**DIRECTIONS FOR THIS TASK:** Identify every line in the records below that contains the word "JSON", and reproduce each one.

── INFORMATION PROVIDED ──

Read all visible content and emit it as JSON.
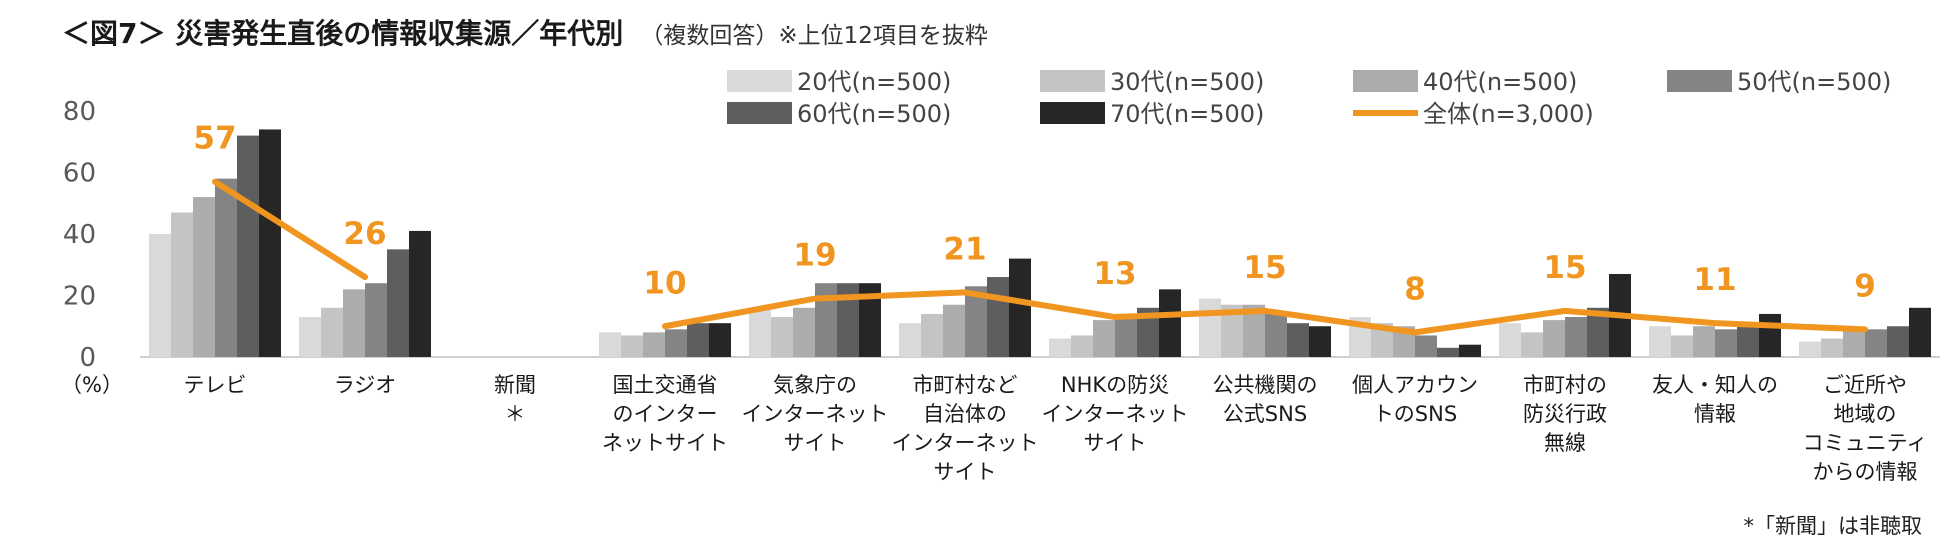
{
  "title": {
    "main": "＜図7＞ 災害発生直後の情報収集源／年代別",
    "sub": "（複数回答）※上位12項目を抜粋"
  },
  "footnote": "*「新聞」は非聴取",
  "chart_data": {
    "type": "bar",
    "unit_label": "（%）",
    "ylim": [
      0,
      80
    ],
    "yticks": [
      0,
      20,
      40,
      60,
      80
    ],
    "categories": [
      [
        "テレビ"
      ],
      [
        "ラジオ"
      ],
      [
        "新聞",
        "＊"
      ],
      [
        "国土交通省",
        "のインター",
        "ネットサイト"
      ],
      [
        "気象庁の",
        "インターネット",
        "サイト"
      ],
      [
        "市町村など",
        "自治体の",
        "インターネット",
        "サイト"
      ],
      [
        "NHKの防災",
        "インターネット",
        "サイト"
      ],
      [
        "公共機関の",
        "公式SNS"
      ],
      [
        "個人アカウン",
        "トのSNS"
      ],
      [
        "市町村の",
        "防災行政",
        "無線"
      ],
      [
        "友人・知人の",
        "情報"
      ],
      [
        "ご近所や",
        "地域の",
        "コミュニティ",
        "からの情報"
      ]
    ],
    "series": [
      {
        "name": "20代(n=500)",
        "color": "#d9d9d9",
        "values": [
          40,
          13,
          null,
          8,
          16,
          11,
          6,
          19,
          13,
          11,
          10,
          5
        ]
      },
      {
        "name": "30代(n=500)",
        "color": "#c4c4c4",
        "values": [
          47,
          16,
          null,
          7,
          13,
          14,
          7,
          17,
          11,
          8,
          7,
          6
        ]
      },
      {
        "name": "40代(n=500)",
        "color": "#acacac",
        "values": [
          52,
          22,
          null,
          8,
          16,
          17,
          12,
          17,
          10,
          12,
          10,
          9
        ]
      },
      {
        "name": "50代(n=500)",
        "color": "#848484",
        "values": [
          58,
          24,
          null,
          9,
          24,
          23,
          14,
          14,
          7,
          13,
          9,
          9
        ]
      },
      {
        "name": "60代(n=500)",
        "color": "#5e5e5e",
        "values": [
          72,
          35,
          null,
          11,
          24,
          26,
          16,
          11,
          3,
          16,
          10,
          10
        ]
      },
      {
        "name": "70代(n=500)",
        "color": "#262626",
        "values": [
          74,
          41,
          null,
          11,
          24,
          32,
          22,
          10,
          4,
          27,
          14,
          16
        ]
      }
    ],
    "line": {
      "name": "全体(n=3,000)",
      "color": "#f0951f",
      "values": [
        57,
        26,
        null,
        10,
        19,
        21,
        13,
        15,
        8,
        15,
        11,
        9
      ],
      "labels": [
        "57",
        "26",
        "",
        "10",
        "19",
        "21",
        "13",
        "15",
        "8",
        "15",
        "11",
        "9"
      ]
    }
  }
}
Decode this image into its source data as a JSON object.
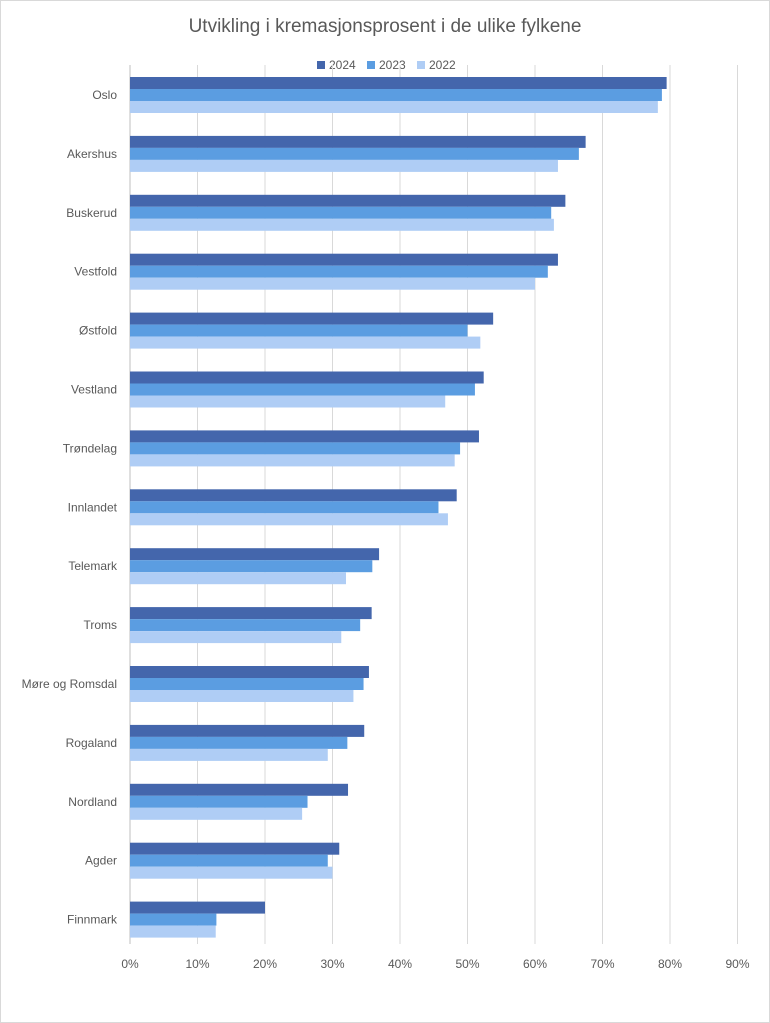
{
  "chart_data": {
    "type": "bar",
    "orientation": "horizontal",
    "title": "Utvikling i kremasjonsprosent  i de ulike fylkene",
    "xlabel": "",
    "ylabel": "",
    "xlim": [
      0,
      0.9
    ],
    "x_ticks": [
      "0%",
      "10%",
      "20%",
      "30%",
      "40%",
      "50%",
      "60%",
      "70%",
      "80%",
      "90%"
    ],
    "grid": "vertical",
    "legend_position": "top",
    "categories": [
      "Oslo",
      "Akershus",
      "Buskerud",
      "Vestfold",
      "Østfold",
      "Vestland",
      "Trøndelag",
      "Innlandet",
      "Telemark",
      "Troms",
      "Møre og Romsdal",
      "Rogaland",
      "Nordland",
      "Agder",
      "Finnmark"
    ],
    "series": [
      {
        "name": "2024",
        "color": "#4466ac",
        "values": [
          0.795,
          0.675,
          0.645,
          0.634,
          0.538,
          0.524,
          0.517,
          0.484,
          0.369,
          0.358,
          0.354,
          0.347,
          0.323,
          0.31,
          0.2
        ]
      },
      {
        "name": "2023",
        "color": "#5b9de1",
        "values": [
          0.788,
          0.665,
          0.624,
          0.619,
          0.5,
          0.511,
          0.489,
          0.457,
          0.359,
          0.341,
          0.346,
          0.322,
          0.263,
          0.293,
          0.128
        ]
      },
      {
        "name": "2022",
        "color": "#afcdf5",
        "values": [
          0.782,
          0.634,
          0.628,
          0.6,
          0.519,
          0.467,
          0.481,
          0.471,
          0.32,
          0.313,
          0.331,
          0.293,
          0.255,
          0.3,
          0.127
        ]
      }
    ]
  }
}
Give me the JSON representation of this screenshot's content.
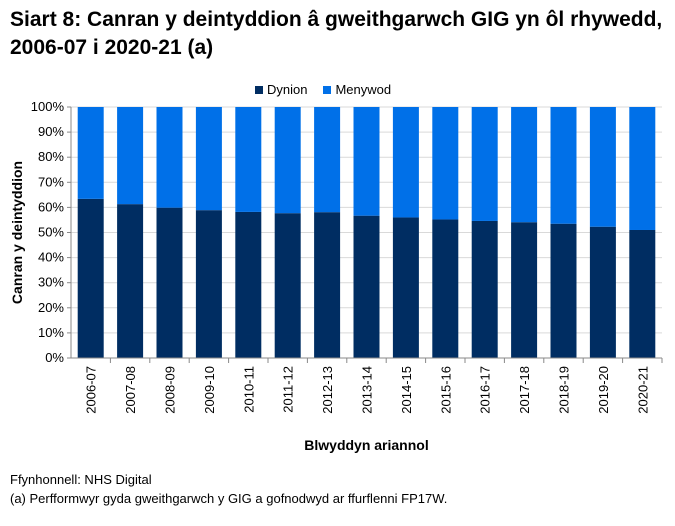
{
  "chart_data": {
    "type": "bar",
    "stacked": true,
    "title": "Siart 8: Canran y deintyddion â gweithgarwch GIG yn ôl rhywedd, 2006-07 i 2020-21 (a)",
    "xlabel": "Blwyddyn ariannol",
    "ylabel": "Canran y deintyddion",
    "ylim": [
      0,
      100
    ],
    "yticks": [
      "0%",
      "10%",
      "20%",
      "30%",
      "40%",
      "50%",
      "60%",
      "70%",
      "80%",
      "90%",
      "100%"
    ],
    "grid": true,
    "legend": "top",
    "categories": [
      "2006-07",
      "2007-08",
      "2008-09",
      "2009-10",
      "2010-11",
      "2011-12",
      "2012-13",
      "2013-14",
      "2014-15",
      "2015-16",
      "2016-17",
      "2017-18",
      "2018-19",
      "2019-20",
      "2020-21"
    ],
    "series": [
      {
        "name": "Dynion",
        "color": "#002D62",
        "values": [
          63.4,
          61.3,
          59.9,
          58.9,
          58.2,
          57.7,
          58.1,
          56.7,
          56.0,
          55.2,
          54.6,
          54.1,
          53.5,
          52.3,
          51.0
        ]
      },
      {
        "name": "Menywod",
        "color": "#0070E8",
        "values": [
          36.6,
          38.7,
          40.1,
          41.1,
          41.8,
          42.3,
          41.9,
          43.3,
          44.0,
          44.8,
          45.4,
          45.9,
          46.5,
          47.7,
          49.0
        ]
      }
    ]
  },
  "footer": {
    "source": "Ffynhonnell: NHS Digital",
    "note": "(a) Perfformwyr gyda gweithgarwch y GIG a gofnodwyd ar ffurflenni FP17W."
  }
}
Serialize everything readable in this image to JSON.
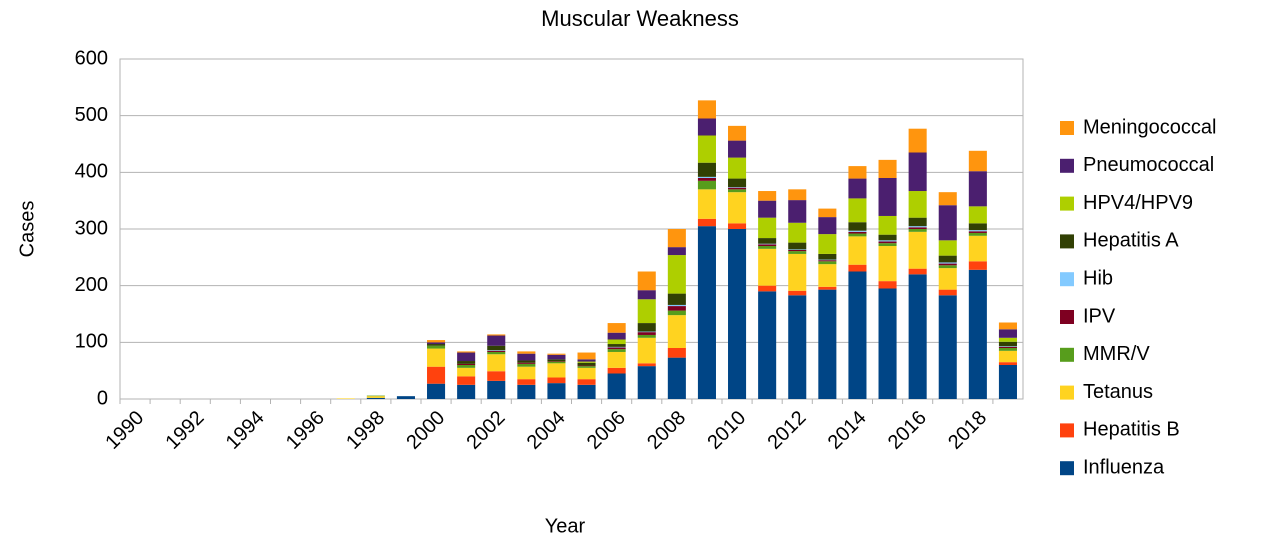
{
  "chart_data": {
    "type": "stacked_bar",
    "title": "Muscular Weakness",
    "x_label": "Year",
    "y_label": "Cases",
    "categories": [
      "1990",
      null,
      "1992",
      null,
      "1994",
      null,
      "1996",
      null,
      "1998",
      null,
      "2000",
      null,
      "2002",
      null,
      "2004",
      null,
      "2006",
      null,
      "2008",
      null,
      "2010",
      null,
      "2012",
      null,
      "2014",
      null,
      "2016",
      null,
      "2018",
      null
    ],
    "ylim": [
      0,
      600
    ],
    "yticks": [
      0,
      100,
      200,
      300,
      400,
      500,
      600
    ],
    "grid": true,
    "legend": "right",
    "series": [
      {
        "name": "Influenza",
        "color": "#004586",
        "values": [
          0,
          0,
          0,
          0,
          0,
          0,
          0,
          0,
          2,
          5,
          27,
          25,
          32,
          25,
          28,
          25,
          45,
          58,
          73,
          305,
          300,
          190,
          183,
          193,
          225,
          195,
          220,
          183,
          228,
          60
        ]
      },
      {
        "name": "Hepatitis B",
        "color": "#ff420e",
        "values": [
          0,
          0,
          0,
          0,
          0,
          0,
          0,
          0,
          0,
          0,
          30,
          15,
          17,
          10,
          10,
          10,
          10,
          5,
          17,
          13,
          10,
          10,
          8,
          5,
          12,
          13,
          10,
          10,
          15,
          5
        ]
      },
      {
        "name": "Tetanus",
        "color": "#ffd320",
        "values": [
          0,
          0,
          0,
          0,
          0,
          0,
          0,
          1,
          3,
          0,
          32,
          15,
          30,
          22,
          25,
          20,
          28,
          45,
          58,
          52,
          55,
          65,
          65,
          40,
          50,
          62,
          65,
          38,
          45,
          20
        ]
      },
      {
        "name": "MMR/V",
        "color": "#579d1c",
        "values": [
          0,
          0,
          0,
          0,
          0,
          0,
          0,
          0,
          1,
          0,
          5,
          5,
          4,
          5,
          3,
          3,
          5,
          5,
          8,
          15,
          5,
          5,
          5,
          5,
          5,
          5,
          5,
          5,
          5,
          5
        ]
      },
      {
        "name": "IPV",
        "color": "#7e0021",
        "values": [
          0,
          0,
          0,
          0,
          0,
          0,
          0,
          0,
          0,
          0,
          0,
          2,
          2,
          2,
          1,
          1,
          3,
          5,
          8,
          5,
          3,
          3,
          2,
          2,
          3,
          3,
          3,
          3,
          3,
          2
        ]
      },
      {
        "name": "Hib",
        "color": "#83caff",
        "values": [
          0,
          0,
          0,
          0,
          0,
          0,
          0,
          0,
          0,
          0,
          0,
          0,
          1,
          0,
          0,
          0,
          1,
          1,
          2,
          2,
          1,
          1,
          1,
          1,
          2,
          2,
          2,
          2,
          2,
          1
        ]
      },
      {
        "name": "Hepatitis A",
        "color": "#314004",
        "values": [
          0,
          0,
          0,
          0,
          0,
          0,
          0,
          0,
          0,
          0,
          3,
          5,
          8,
          4,
          3,
          5,
          5,
          15,
          20,
          25,
          15,
          10,
          12,
          10,
          15,
          10,
          15,
          12,
          12,
          8
        ]
      },
      {
        "name": "HPV4/HPV9",
        "color": "#aecf00",
        "values": [
          0,
          0,
          0,
          0,
          0,
          0,
          0,
          0,
          0,
          0,
          0,
          0,
          0,
          0,
          0,
          2,
          8,
          42,
          68,
          48,
          37,
          36,
          35,
          35,
          42,
          33,
          47,
          27,
          30,
          7
        ]
      },
      {
        "name": "Pneumococcal",
        "color": "#4b1f6f",
        "values": [
          0,
          0,
          0,
          0,
          0,
          0,
          0,
          0,
          0,
          0,
          3,
          15,
          18,
          12,
          8,
          4,
          12,
          16,
          14,
          30,
          30,
          30,
          40,
          30,
          35,
          67,
          68,
          62,
          62,
          15
        ]
      },
      {
        "name": "Meningococcal",
        "color": "#ff950e",
        "values": [
          0,
          0,
          0,
          0,
          0,
          0,
          0,
          0,
          0,
          0,
          4,
          2,
          2,
          4,
          2,
          12,
          17,
          33,
          32,
          32,
          26,
          17,
          19,
          15,
          22,
          32,
          42,
          23,
          36,
          12
        ]
      }
    ]
  }
}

───

**THE SOLUTION:**
Read all visible content and emit it as JSON.
Decode this image into its source data as a JSON object.
Give me the JSON representation of this screenshot's content.
Serialize everything readable in this image to JSON.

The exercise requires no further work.